▶ **GIVEN PROBLEM A**
Reproduce the following rows verbatim, beginning with the first row and continuing through the row that contains "reset-button[interactable]: Reset (38, 339, 428, 389)".

>> Begin SOURCE TEXT

USD higher, stocks drop on fresh US bank concern
|Written by Easy-Forex|
|Monday, 06 April 2009 20:16 GMT|
JPY traded at a six-month low versus the USD and weakened in cross trade pressured by improvement in risk sentiment as Asian equity markets rise. JPY recovered in US session and rebounded in cross trade in response to weaker US equities. EUR traded lower with gains limited by report of weaker than expected EU retail sales and another decline EU PPI. GBP continues to outperform, gaining in cross trade to the JPY supported by HSBC stock sale and firming European banks stocks. GBP traded lower in US session tracking weaker US equity markets, CHF traded lower with gains limited by a Daily Telegraph report which says Switzerland faces increased deflation threat. Commodity currencies traded lower with AUD pressured by an AFR report which says the RBA will cut interest rates 50 basis points at Tuesday's RBA policy meeting. CAD traded lower pressured by a tumble in the price of gold, weaker crude prices and report of a sharp drop in Canadian building permits. Canadian manufacturing PMI was also weaker than expected.
USD direction remains closely tied to risk sentiment. The key question is whether the recent improvement in risk sentiment is temporary. Risk sentiment has been boosted by a sharp recovery in equity markets, economic reports from the US which suggest the US economy may be nearing a bottom and optimism that the G-20 meeting will help boost global growth. There remain significant questions as to whether recent US economic data will be enough to confirm a bottom for the US economy. The trade will be closely watching whether equity markets continue to rise. G-20 optimism may already be fading. US equities traded lower Monday pressured by concern about forecast of additional US bank losses. Calyon's Mayo predicts large US bank losses and weak US equity markets. Soros says global banking system is basically insolvent. USD firmed in US session tracking weaker equities. USD showed little reaction to comments from Soros that in the long term USD maybe replaced an IMF SDR.
Today's US data:
No top-tier US economic data was released in today's trade.
Upcoming US data:
This week's US economic calendar includes the April 7th release of the February consumer credit expected at 1.5 Billion compared to 1.8 Billion last month. On April 8th, February wholesale inventories will be released expected at -0.5% compared to -0.7% last month. April 9th, initial jobless claims for week ending 04/04 will be released expected at 66 K along with March import prices expected at 0.8% compared to -0.2% last month. February trade balance will also be released on April 9th expected at -37.4 bn compared to -36 bn last month. On April 10th, March Treasury Budget will be released.

>> End SOURCE TEXT
>> Begin RAW DATA

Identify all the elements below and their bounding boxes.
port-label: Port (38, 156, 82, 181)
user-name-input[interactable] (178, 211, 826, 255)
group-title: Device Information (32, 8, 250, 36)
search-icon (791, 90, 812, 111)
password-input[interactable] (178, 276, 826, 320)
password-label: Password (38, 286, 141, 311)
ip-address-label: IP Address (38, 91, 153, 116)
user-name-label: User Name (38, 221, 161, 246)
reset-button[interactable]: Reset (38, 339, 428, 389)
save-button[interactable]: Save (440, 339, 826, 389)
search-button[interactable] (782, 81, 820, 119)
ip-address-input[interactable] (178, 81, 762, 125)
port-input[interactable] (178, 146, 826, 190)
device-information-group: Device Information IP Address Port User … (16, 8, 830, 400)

>> End RAW DATA

▶ **GIVEN PROBLEM B**
In the currency market report, how large an interest rate cut does the AFR report say the RBA will make at Tuesday's policy meeting?

▶ **FULL OUTPUT A**
Identify all the elements below and their bounding boxes.
port-label: Port (38, 156, 82, 181)
user-name-input[interactable] (178, 211, 826, 255)
group-title: Device Information (32, 8, 250, 36)
search-icon (791, 90, 812, 111)
password-input[interactable] (178, 276, 826, 320)
password-label: Password (38, 286, 141, 311)
ip-address-label: IP Address (38, 91, 153, 116)
user-name-label: User Name (38, 221, 161, 246)
reset-button[interactable]: Reset (38, 339, 428, 389)

▶ **FULL OUTPUT B**
50 basis points.